> **STORED RECORDS**
--------------------

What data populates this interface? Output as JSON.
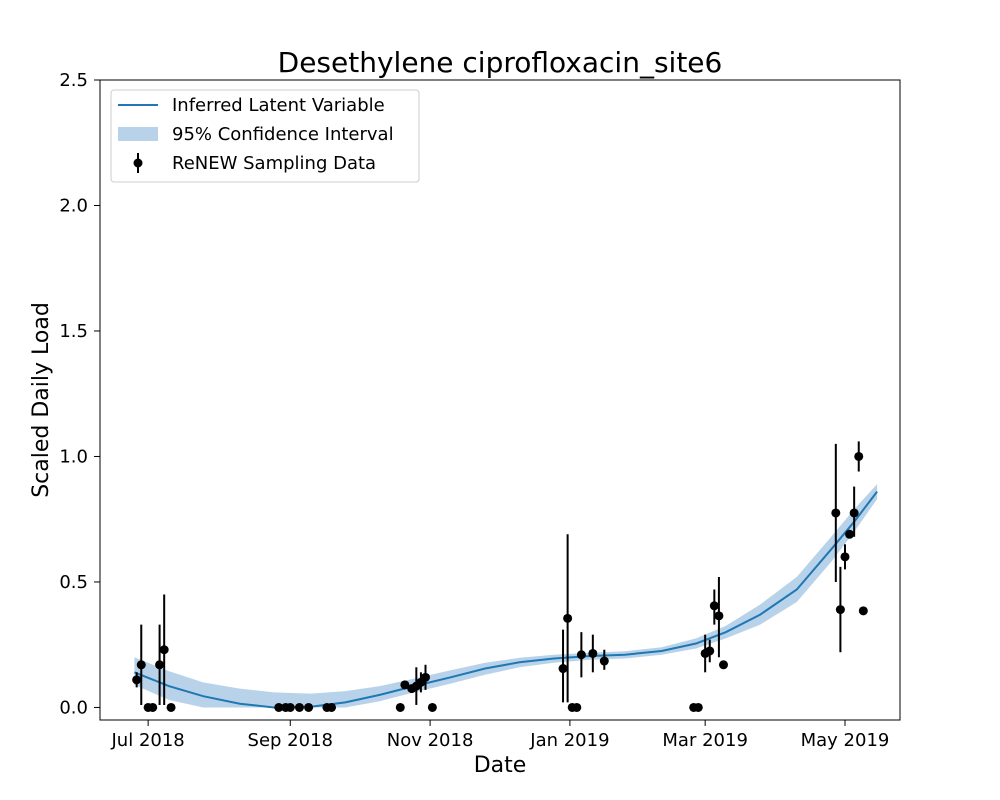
{
  "chart_data": {
    "type": "line",
    "title": "Desethylene ciprofloxacin_site6",
    "xlabel": "Date",
    "ylabel": "Scaled Daily Load",
    "xlim": [
      "2018-06-10",
      "2019-05-25"
    ],
    "ylim": [
      -0.05,
      2.5
    ],
    "x_ticks": [
      "2018-07-01",
      "2018-09-01",
      "2018-11-01",
      "2019-01-01",
      "2019-03-01",
      "2019-05-01"
    ],
    "x_tick_labels": [
      "Jul 2018",
      "Sep 2018",
      "Nov 2018",
      "Jan 2019",
      "Mar 2019",
      "May 2019"
    ],
    "y_ticks": [
      0.0,
      0.5,
      1.0,
      1.5,
      2.0,
      2.5
    ],
    "y_tick_labels": [
      "0.0",
      "0.5",
      "1.0",
      "1.5",
      "2.0",
      "2.5"
    ],
    "legend_position": "top-left",
    "grid": false,
    "colors": {
      "line": "#1f77b4",
      "band": "#a6c8e3",
      "points": "#000000"
    },
    "series": [
      {
        "name": "Inferred Latent Variable",
        "kind": "line",
        "x": [
          "2018-06-25",
          "2018-07-10",
          "2018-07-25",
          "2018-08-10",
          "2018-08-25",
          "2018-09-10",
          "2018-09-25",
          "2018-10-10",
          "2018-10-25",
          "2018-11-10",
          "2018-11-25",
          "2018-12-10",
          "2018-12-25",
          "2019-01-10",
          "2019-01-25",
          "2019-02-10",
          "2019-02-25",
          "2019-03-10",
          "2019-03-25",
          "2019-04-10",
          "2019-04-25",
          "2019-05-05",
          "2019-05-15"
        ],
        "y": [
          0.14,
          0.085,
          0.045,
          0.015,
          0.0,
          0.003,
          0.02,
          0.05,
          0.085,
          0.12,
          0.155,
          0.18,
          0.195,
          0.205,
          0.21,
          0.225,
          0.255,
          0.3,
          0.37,
          0.47,
          0.63,
          0.74,
          0.86
        ]
      },
      {
        "name": "95% Confidence Interval",
        "kind": "band",
        "x": [
          "2018-06-25",
          "2018-07-10",
          "2018-07-25",
          "2018-08-10",
          "2018-08-25",
          "2018-09-10",
          "2018-09-25",
          "2018-10-10",
          "2018-10-25",
          "2018-11-10",
          "2018-11-25",
          "2018-12-10",
          "2018-12-25",
          "2019-01-10",
          "2019-01-25",
          "2019-02-10",
          "2019-02-25",
          "2019-03-10",
          "2019-03-25",
          "2019-04-10",
          "2019-04-25",
          "2019-05-05",
          "2019-05-15"
        ],
        "lower": [
          0.09,
          0.03,
          0.0,
          0.0,
          0.0,
          0.0,
          0.0,
          0.025,
          0.06,
          0.095,
          0.13,
          0.16,
          0.178,
          0.19,
          0.195,
          0.21,
          0.235,
          0.275,
          0.33,
          0.42,
          0.58,
          0.7,
          0.83
        ],
        "upper": [
          0.2,
          0.145,
          0.1,
          0.075,
          0.06,
          0.055,
          0.065,
          0.085,
          0.115,
          0.148,
          0.178,
          0.198,
          0.21,
          0.218,
          0.224,
          0.24,
          0.275,
          0.325,
          0.41,
          0.52,
          0.68,
          0.79,
          0.89
        ]
      },
      {
        "name": "ReNEW Sampling Data",
        "kind": "errorbar",
        "x": [
          "2018-06-26",
          "2018-06-28",
          "2018-07-01",
          "2018-07-03",
          "2018-07-06",
          "2018-07-08",
          "2018-07-11",
          "2018-08-27",
          "2018-08-30",
          "2018-09-01",
          "2018-09-05",
          "2018-09-09",
          "2018-09-17",
          "2018-09-19",
          "2018-10-19",
          "2018-10-21",
          "2018-10-24",
          "2018-10-26",
          "2018-10-28",
          "2018-10-30",
          "2018-11-02",
          "2018-12-29",
          "2018-12-31",
          "2019-01-02",
          "2019-01-04",
          "2019-01-06",
          "2019-01-11",
          "2019-01-16"
        ],
        "y": [
          0.11,
          0.17,
          0.0,
          0.0,
          0.17,
          0.23,
          0.0,
          0.0,
          0.0,
          0.0,
          0.0,
          0.0,
          0.0,
          0.0,
          0.0,
          0.09,
          0.075,
          0.085,
          0.1,
          0.12,
          0.0,
          0.155,
          0.355,
          0.0,
          0.0,
          0.21,
          0.215,
          0.185
        ],
        "err_low": [
          0.08,
          0.01,
          0.0,
          0.0,
          0.01,
          0.01,
          0.0,
          0.0,
          0.0,
          0.0,
          0.0,
          0.0,
          0.0,
          0.0,
          0.0,
          0.09,
          0.06,
          0.01,
          0.06,
          0.07,
          0.0,
          0.02,
          0.02,
          0.0,
          0.0,
          0.12,
          0.14,
          0.15
        ],
        "err_high": [
          0.14,
          0.33,
          0.0,
          0.0,
          0.33,
          0.45,
          0.0,
          0.0,
          0.0,
          0.0,
          0.0,
          0.0,
          0.0,
          0.0,
          0.0,
          0.09,
          0.09,
          0.16,
          0.14,
          0.17,
          0.0,
          0.31,
          0.69,
          0.0,
          0.0,
          0.3,
          0.29,
          0.23
        ]
      }
    ],
    "extra_points": {
      "x": [
        "2019-02-24",
        "2019-02-26",
        "2019-03-01",
        "2019-03-03",
        "2019-03-05",
        "2019-03-07",
        "2019-03-09",
        "2019-04-27",
        "2019-04-29",
        "2019-05-01",
        "2019-05-03",
        "2019-05-05",
        "2019-05-07",
        "2019-05-09"
      ],
      "y": [
        0.0,
        0.0,
        0.215,
        0.225,
        0.405,
        0.365,
        0.17,
        0.775,
        0.39,
        0.6,
        0.69,
        0.775,
        1.0,
        0.385
      ],
      "err_low": [
        0.0,
        0.0,
        0.14,
        0.18,
        0.33,
        0.2,
        0.16,
        0.5,
        0.22,
        0.55,
        0.69,
        0.68,
        0.94,
        0.385
      ],
      "err_high": [
        0.0,
        0.0,
        0.29,
        0.27,
        0.47,
        0.52,
        0.18,
        1.05,
        0.56,
        0.65,
        0.69,
        0.88,
        1.06,
        0.385
      ]
    }
  }
}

--------------------

> **INSTRUCTIONS TO FOLLOW**
Copy the listing in full and without alteration, omitting every picture.

> **RESPONSE**
What data populates this interface? Output as JSON.
{
  "chart_data": {
    "type": "line",
    "title": "Desethylene ciprofloxacin_site6",
    "xlabel": "Date",
    "ylabel": "Scaled Daily Load",
    "xlim": [
      "2018-06-10",
      "2019-05-25"
    ],
    "ylim": [
      -0.05,
      2.5
    ],
    "x_ticks": [
      "2018-07-01",
      "2018-09-01",
      "2018-11-01",
      "2019-01-01",
      "2019-03-01",
      "2019-05-01"
    ],
    "x_tick_labels": [
      "Jul 2018",
      "Sep 2018",
      "Nov 2018",
      "Jan 2019",
      "Mar 2019",
      "May 2019"
    ],
    "y_ticks": [
      0.0,
      0.5,
      1.0,
      1.5,
      2.0,
      2.5
    ],
    "y_tick_labels": [
      "0.0",
      "0.5",
      "1.0",
      "1.5",
      "2.0",
      "2.5"
    ],
    "legend_position": "top-left",
    "grid": false,
    "colors": {
      "line": "#1f77b4",
      "band": "#a6c8e3",
      "points": "#000000"
    },
    "series": [
      {
        "name": "Inferred Latent Variable",
        "kind": "line",
        "x": [
          "2018-06-25",
          "2018-07-10",
          "2018-07-25",
          "2018-08-10",
          "2018-08-25",
          "2018-09-10",
          "2018-09-25",
          "2018-10-10",
          "2018-10-25",
          "2018-11-10",
          "2018-11-25",
          "2018-12-10",
          "2018-12-25",
          "2019-01-10",
          "2019-01-25",
          "2019-02-10",
          "2019-02-25",
          "2019-03-10",
          "2019-03-25",
          "2019-04-10",
          "2019-04-25",
          "2019-05-05",
          "2019-05-15"
        ],
        "y": [
          0.14,
          0.085,
          0.045,
          0.015,
          0.0,
          0.003,
          0.02,
          0.05,
          0.085,
          0.12,
          0.155,
          0.18,
          0.195,
          0.205,
          0.21,
          0.225,
          0.255,
          0.3,
          0.37,
          0.47,
          0.63,
          0.74,
          0.86
        ]
      },
      {
        "name": "95% Confidence Interval",
        "kind": "band",
        "x": [
          "2018-06-25",
          "2018-07-10",
          "2018-07-25",
          "2018-08-10",
          "2018-08-25",
          "2018-09-10",
          "2018-09-25",
          "2018-10-10",
          "2018-10-25",
          "2018-11-10",
          "2018-11-25",
          "2018-12-10",
          "2018-12-25",
          "2019-01-10",
          "2019-01-25",
          "2019-02-10",
          "2019-02-25",
          "2019-03-10",
          "2019-03-25",
          "2019-04-10",
          "2019-04-25",
          "2019-05-05",
          "2019-05-15"
        ],
        "lower": [
          0.09,
          0.03,
          0.0,
          0.0,
          0.0,
          0.0,
          0.0,
          0.025,
          0.06,
          0.095,
          0.13,
          0.16,
          0.178,
          0.19,
          0.195,
          0.21,
          0.235,
          0.275,
          0.33,
          0.42,
          0.58,
          0.7,
          0.83
        ],
        "upper": [
          0.2,
          0.145,
          0.1,
          0.075,
          0.06,
          0.055,
          0.065,
          0.085,
          0.115,
          0.148,
          0.178,
          0.198,
          0.21,
          0.218,
          0.224,
          0.24,
          0.275,
          0.325,
          0.41,
          0.52,
          0.68,
          0.79,
          0.89
        ]
      },
      {
        "name": "ReNEW Sampling Data",
        "kind": "errorbar",
        "x": [
          "2018-06-26",
          "2018-06-28",
          "2018-07-01",
          "2018-07-03",
          "2018-07-06",
          "2018-07-08",
          "2018-07-11",
          "2018-08-27",
          "2018-08-30",
          "2018-09-01",
          "2018-09-05",
          "2018-09-09",
          "2018-09-17",
          "2018-09-19",
          "2018-10-19",
          "2018-10-21",
          "2018-10-24",
          "2018-10-26",
          "2018-10-28",
          "2018-10-30",
          "2018-11-02",
          "2018-12-29",
          "2018-12-31",
          "2019-01-02",
          "2019-01-04",
          "2019-01-06",
          "2019-01-11",
          "2019-01-16"
        ],
        "y": [
          0.11,
          0.17,
          0.0,
          0.0,
          0.17,
          0.23,
          0.0,
          0.0,
          0.0,
          0.0,
          0.0,
          0.0,
          0.0,
          0.0,
          0.0,
          0.09,
          0.075,
          0.085,
          0.1,
          0.12,
          0.0,
          0.155,
          0.355,
          0.0,
          0.0,
          0.21,
          0.215,
          0.185
        ],
        "err_low": [
          0.08,
          0.01,
          0.0,
          0.0,
          0.01,
          0.01,
          0.0,
          0.0,
          0.0,
          0.0,
          0.0,
          0.0,
          0.0,
          0.0,
          0.0,
          0.09,
          0.06,
          0.01,
          0.06,
          0.07,
          0.0,
          0.02,
          0.02,
          0.0,
          0.0,
          0.12,
          0.14,
          0.15
        ],
        "err_high": [
          0.14,
          0.33,
          0.0,
          0.0,
          0.33,
          0.45,
          0.0,
          0.0,
          0.0,
          0.0,
          0.0,
          0.0,
          0.0,
          0.0,
          0.0,
          0.09,
          0.09,
          0.16,
          0.14,
          0.17,
          0.0,
          0.31,
          0.69,
          0.0,
          0.0,
          0.3,
          0.29,
          0.23
        ]
      }
    ],
    "extra_points": {
      "x": [
        "2019-02-24",
        "2019-02-26",
        "2019-03-01",
        "2019-03-03",
        "2019-03-05",
        "2019-03-07",
        "2019-03-09",
        "2019-04-27",
        "2019-04-29",
        "2019-05-01",
        "2019-05-03",
        "2019-05-05",
        "2019-05-07",
        "2019-05-09"
      ],
      "y": [
        0.0,
        0.0,
        0.215,
        0.225,
        0.405,
        0.365,
        0.17,
        0.775,
        0.39,
        0.6,
        0.69,
        0.775,
        1.0,
        0.385
      ],
      "err_low": [
        0.0,
        0.0,
        0.14,
        0.18,
        0.33,
        0.2,
        0.16,
        0.5,
        0.22,
        0.55,
        0.69,
        0.68,
        0.94,
        0.385
      ],
      "err_high": [
        0.0,
        0.0,
        0.29,
        0.27,
        0.47,
        0.52,
        0.18,
        1.05,
        0.56,
        0.65,
        0.69,
        0.88,
        1.06,
        0.385
      ]
    }
  }
}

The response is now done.